[REQUIRED ACTION A] From the text on speeding up VBA data transfers to Excel worksheets, return the stretch from "If we examine" through "relatively straightforward optimizations.".
[REQUIRED ACTION B] In the text on speeding up VBA data transfers to Excel worksheets, why could automatic recalculation be left on in the final, array-based example? Answer in one to three sentences.

[TEXT SECTION]
# # # # #

If you’re shifting large amounts of data around between VBA variables and Excel worksheets, there are substantial performance gains that can be achieved by making relatively straightforward changes to your VBA, especially if you’re faced with code similar to the following:
Dim i, j, columns, rows As Integer columns = 50 rows = 50 For i = 1 To columns For j = 1 To rows Sheets("RandomValues").Cells(j, i).Value = Rnd Next j Next i
If the intention is to simply move data from VBA to a worksheet in a single, atomic operation, the very first (and simplest) performance optimization is to switch off automatic recalculation before entering the loop:
Dim i, j, columns, rows As Integer columns = 50 rows = 50 Application.Calculation = xlManual For i = 1 To columns For j = 1 To rows Sheets("RandomValues").Cells(j, i).Value = Rnd Next j Next i Application.Calculation = xlCalculationAutomatic
In the above case of generating 2,500 (in this case, random) values in VBA and writing them out to the RandomValues sheet, switching off automatic recalculation reduced the mean runtime over five runs from 35.22s (standard deviation [SD] = 0.367s) to 0.270s (SD = 0.010s), a performance improvement of just over two orders of magnitude.
But what happens if we increase the number of values to, say, 250,000 in a 500×500 grid? In this case, even with automatic recalculation switched off, we see the runtime of the above code increasing roughly linearly back up to 26.62s (SD = 0.317s). The major bottleneck has now shifted to the cell value assignment, which is being called 250,000 times in the inner loop. The easiest way to alleviate this is to assign the values to an array in the inner loop, then assign the array directly to the desired range:
Option Base 1 Dim i, j, columns, rows As Integer Dim values() As Double columns = 500 rows = 500 Application.Calculation = xlManual ReDim values(rows, columns) For i = 1 To columns For j = 1 To rows values(j, i) = Rnd Next j Next i With Sheets("RandomValues") .Range(.Cells(1, 1), .Cells(rows, columns)).Value = values End With Application.Calculation = xlCalculationAutomatic
This once again gives us a performance improvement in excess of two orders of magnitude relative to the manual calculation single-cell assignment loop. With 100x more values than in the first two examples, the runtime dropped back down to 0.138s (SD = 0.004s). Since the VBA is no longer interacting with the worksheet in the inner loop, we could actually leave automatic recalculation on in this final example, although there is still a slight performance hit relative to switching on manual recalculation: leaving automatic recalculation on increased the runtime to 0.163s (SD = 0.004s).
If we examine these three approaches together on a modest number of data points, say 1,000 in a 10×100 grid, we can see the substantial incremental effects on the performance of moving the data out onto the worksheet:
SD, standard deviation; n=5 for each technique | ||
Technique | Mean runtime (ms) | SD (ms) |
---|---|---|
Automatic recalculation with individual cell assignment | 13,851.80 | 292.54 |
Manual recalculation with individual cell assignment | 106.04 | 3.48 |
Manual recalculation with single array assignment | 0.86 | 0.14 |
The improvement is so dramatic that if you do have any VBA that’s performing a similar task, it’s definitely worth investigating both of these relatively straightforward optimizations.

# # # # #

[EXTRACTED RECORDS]
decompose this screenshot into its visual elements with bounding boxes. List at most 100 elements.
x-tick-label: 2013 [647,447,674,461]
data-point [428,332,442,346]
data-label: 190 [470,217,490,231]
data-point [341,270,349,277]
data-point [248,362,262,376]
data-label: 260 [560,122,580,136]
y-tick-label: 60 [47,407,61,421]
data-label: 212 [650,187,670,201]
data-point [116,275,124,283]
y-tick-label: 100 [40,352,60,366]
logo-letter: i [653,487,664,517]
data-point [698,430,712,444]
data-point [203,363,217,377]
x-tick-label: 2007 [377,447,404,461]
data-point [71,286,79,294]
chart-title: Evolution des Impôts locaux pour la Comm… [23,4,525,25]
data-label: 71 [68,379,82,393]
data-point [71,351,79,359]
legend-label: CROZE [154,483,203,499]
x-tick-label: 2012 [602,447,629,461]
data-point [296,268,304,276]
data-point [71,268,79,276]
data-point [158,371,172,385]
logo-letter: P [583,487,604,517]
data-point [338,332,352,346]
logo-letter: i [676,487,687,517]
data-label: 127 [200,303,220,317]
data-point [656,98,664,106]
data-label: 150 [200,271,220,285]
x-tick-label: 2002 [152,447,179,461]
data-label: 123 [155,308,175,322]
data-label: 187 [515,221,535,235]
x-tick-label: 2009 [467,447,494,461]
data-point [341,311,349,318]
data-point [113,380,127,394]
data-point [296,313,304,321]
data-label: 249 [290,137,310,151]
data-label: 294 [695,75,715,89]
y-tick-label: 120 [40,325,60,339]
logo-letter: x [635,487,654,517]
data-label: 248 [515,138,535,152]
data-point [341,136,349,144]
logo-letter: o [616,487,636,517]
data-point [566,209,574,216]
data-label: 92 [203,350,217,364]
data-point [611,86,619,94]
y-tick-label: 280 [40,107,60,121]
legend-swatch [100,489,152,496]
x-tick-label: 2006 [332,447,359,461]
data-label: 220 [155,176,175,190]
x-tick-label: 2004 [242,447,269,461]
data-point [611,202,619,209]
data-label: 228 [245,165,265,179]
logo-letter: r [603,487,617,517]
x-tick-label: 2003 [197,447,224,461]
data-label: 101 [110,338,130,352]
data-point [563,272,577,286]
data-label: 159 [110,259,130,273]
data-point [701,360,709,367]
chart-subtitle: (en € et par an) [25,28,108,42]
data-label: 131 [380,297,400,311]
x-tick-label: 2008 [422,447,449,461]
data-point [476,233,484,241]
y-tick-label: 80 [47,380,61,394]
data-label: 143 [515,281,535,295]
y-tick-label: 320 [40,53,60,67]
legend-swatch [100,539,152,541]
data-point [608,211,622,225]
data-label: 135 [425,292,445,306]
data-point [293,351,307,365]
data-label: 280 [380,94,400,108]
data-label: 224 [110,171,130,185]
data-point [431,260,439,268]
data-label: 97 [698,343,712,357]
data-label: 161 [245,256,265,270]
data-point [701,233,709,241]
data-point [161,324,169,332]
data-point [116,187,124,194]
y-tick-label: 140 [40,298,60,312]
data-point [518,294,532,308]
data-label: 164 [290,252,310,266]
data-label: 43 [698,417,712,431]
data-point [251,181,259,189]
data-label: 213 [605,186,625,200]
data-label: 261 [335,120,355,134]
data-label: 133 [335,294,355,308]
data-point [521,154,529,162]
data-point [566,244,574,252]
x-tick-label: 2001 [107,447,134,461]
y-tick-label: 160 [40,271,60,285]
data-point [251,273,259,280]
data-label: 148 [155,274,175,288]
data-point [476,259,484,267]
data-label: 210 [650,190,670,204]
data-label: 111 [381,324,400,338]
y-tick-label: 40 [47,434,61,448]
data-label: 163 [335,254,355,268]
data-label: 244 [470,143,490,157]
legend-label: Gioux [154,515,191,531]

# # # # #

[OUTPUT A]
If we examine these three approaches together on a modest number of data points, say 1,000 in a 10×100 grid, we can see the substantial incremental effects on the performance of moving the data out onto the worksheet:
SD, standard deviation; n=5 for each technique | ||
Technique | Mean runtime (ms) | SD (ms) |
---|---|---|
Automatic recalculation with individual cell assignment | 13,851.80 | 292.54 |
Manual recalculation with individual cell assignment | 106.04 | 3.48 |
Manual recalculation with single array assignment | 0.86 | 0.14 |
The improvement is so dramatic that if you do have any VBA that’s performing a similar task, it’s definitely worth investigating both of these relatively straightforward optimizations.

[OUTPUT B] The VBA no longer interacts with the worksheet inside the inner loop, because the values are written to an array and then assigned to the range in a single step. Leaving recalculation on still costs a little: the runtime rose from 0.138s to 0.163s.